**What you need to do**
Note each line that includes the word "KNeighborsClassifier". Copy those lines.

**Exercise input**
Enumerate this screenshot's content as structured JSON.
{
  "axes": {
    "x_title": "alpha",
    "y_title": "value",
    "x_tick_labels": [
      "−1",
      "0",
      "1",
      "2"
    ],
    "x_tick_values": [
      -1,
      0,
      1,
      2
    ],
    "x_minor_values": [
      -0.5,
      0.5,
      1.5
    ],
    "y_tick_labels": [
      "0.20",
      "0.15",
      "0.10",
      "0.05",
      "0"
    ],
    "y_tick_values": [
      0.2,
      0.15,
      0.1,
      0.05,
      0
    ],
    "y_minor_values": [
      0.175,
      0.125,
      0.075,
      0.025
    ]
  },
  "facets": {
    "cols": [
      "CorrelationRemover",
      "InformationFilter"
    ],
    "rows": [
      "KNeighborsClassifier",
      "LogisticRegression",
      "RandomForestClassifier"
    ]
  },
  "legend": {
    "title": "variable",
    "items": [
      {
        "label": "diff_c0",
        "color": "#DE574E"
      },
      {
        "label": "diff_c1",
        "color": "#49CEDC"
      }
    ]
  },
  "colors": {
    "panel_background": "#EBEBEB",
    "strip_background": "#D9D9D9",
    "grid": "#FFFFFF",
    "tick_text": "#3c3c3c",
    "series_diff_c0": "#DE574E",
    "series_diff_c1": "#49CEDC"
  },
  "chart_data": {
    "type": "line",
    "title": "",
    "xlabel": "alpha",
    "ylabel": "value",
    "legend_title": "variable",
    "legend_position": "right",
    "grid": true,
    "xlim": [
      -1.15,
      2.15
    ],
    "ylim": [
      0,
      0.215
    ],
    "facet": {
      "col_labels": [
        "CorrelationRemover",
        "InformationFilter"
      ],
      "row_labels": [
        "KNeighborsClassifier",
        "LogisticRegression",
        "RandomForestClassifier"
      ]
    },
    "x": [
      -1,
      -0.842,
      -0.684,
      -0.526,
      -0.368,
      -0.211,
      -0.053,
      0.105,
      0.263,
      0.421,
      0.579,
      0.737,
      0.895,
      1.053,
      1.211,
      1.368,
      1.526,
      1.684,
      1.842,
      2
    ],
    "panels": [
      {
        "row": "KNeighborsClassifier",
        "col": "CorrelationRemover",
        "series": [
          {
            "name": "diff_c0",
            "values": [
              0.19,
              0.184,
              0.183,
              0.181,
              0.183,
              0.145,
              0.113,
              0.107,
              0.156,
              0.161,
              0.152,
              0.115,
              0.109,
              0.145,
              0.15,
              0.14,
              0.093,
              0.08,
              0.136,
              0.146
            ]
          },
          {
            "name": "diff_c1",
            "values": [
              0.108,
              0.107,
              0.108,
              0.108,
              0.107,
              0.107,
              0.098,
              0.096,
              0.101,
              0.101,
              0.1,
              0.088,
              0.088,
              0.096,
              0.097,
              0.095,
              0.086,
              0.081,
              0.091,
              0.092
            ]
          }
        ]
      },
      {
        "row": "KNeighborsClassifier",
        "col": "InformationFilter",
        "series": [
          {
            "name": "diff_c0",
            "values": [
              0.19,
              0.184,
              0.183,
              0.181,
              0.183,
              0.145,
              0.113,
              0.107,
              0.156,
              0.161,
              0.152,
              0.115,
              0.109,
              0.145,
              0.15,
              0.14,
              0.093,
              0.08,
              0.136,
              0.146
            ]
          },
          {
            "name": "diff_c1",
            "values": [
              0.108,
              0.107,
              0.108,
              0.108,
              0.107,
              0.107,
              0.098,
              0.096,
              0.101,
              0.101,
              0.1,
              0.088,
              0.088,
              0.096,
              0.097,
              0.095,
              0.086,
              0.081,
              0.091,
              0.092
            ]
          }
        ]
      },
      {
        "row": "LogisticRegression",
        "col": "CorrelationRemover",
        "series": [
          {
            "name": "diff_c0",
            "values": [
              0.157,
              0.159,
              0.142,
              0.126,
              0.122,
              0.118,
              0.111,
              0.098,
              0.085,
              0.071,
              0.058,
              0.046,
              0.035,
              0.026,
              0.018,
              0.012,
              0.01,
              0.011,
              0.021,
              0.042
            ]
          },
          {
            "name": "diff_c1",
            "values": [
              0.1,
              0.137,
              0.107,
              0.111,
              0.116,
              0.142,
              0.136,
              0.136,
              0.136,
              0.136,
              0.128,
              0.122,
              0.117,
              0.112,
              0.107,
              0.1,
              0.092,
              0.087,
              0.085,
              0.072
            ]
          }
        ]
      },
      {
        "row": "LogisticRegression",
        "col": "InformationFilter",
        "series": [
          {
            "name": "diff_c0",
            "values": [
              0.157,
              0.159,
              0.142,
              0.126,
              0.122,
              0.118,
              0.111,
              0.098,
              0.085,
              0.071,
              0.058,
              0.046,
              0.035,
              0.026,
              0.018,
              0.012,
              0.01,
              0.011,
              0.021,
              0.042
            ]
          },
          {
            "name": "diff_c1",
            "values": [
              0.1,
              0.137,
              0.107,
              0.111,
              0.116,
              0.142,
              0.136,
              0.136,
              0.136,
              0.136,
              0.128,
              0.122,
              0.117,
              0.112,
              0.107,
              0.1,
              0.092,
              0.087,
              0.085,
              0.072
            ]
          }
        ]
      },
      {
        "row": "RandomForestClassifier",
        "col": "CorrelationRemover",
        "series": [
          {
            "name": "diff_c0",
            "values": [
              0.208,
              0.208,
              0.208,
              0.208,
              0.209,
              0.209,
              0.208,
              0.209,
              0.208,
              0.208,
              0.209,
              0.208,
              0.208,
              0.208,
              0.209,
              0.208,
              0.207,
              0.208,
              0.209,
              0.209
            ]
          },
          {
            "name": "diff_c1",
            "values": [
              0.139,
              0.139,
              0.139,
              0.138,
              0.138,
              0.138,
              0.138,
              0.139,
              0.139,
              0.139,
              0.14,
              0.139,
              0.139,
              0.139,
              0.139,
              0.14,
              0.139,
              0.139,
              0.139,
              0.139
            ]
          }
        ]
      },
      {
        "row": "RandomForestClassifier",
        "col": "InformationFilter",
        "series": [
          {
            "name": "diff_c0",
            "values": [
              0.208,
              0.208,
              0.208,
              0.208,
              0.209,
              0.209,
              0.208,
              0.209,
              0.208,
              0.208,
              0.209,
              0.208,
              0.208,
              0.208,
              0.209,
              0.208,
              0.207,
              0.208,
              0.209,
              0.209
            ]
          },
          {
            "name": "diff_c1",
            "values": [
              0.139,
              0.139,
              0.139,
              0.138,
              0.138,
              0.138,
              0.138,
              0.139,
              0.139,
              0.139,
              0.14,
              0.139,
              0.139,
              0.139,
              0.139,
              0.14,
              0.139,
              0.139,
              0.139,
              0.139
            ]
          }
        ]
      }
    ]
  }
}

**Finished exercise**
      "KNeighborsClassifier",
        "KNeighborsClassifier",
        "row": "KNeighborsClassifier",
        "row": "KNeighborsClassifier",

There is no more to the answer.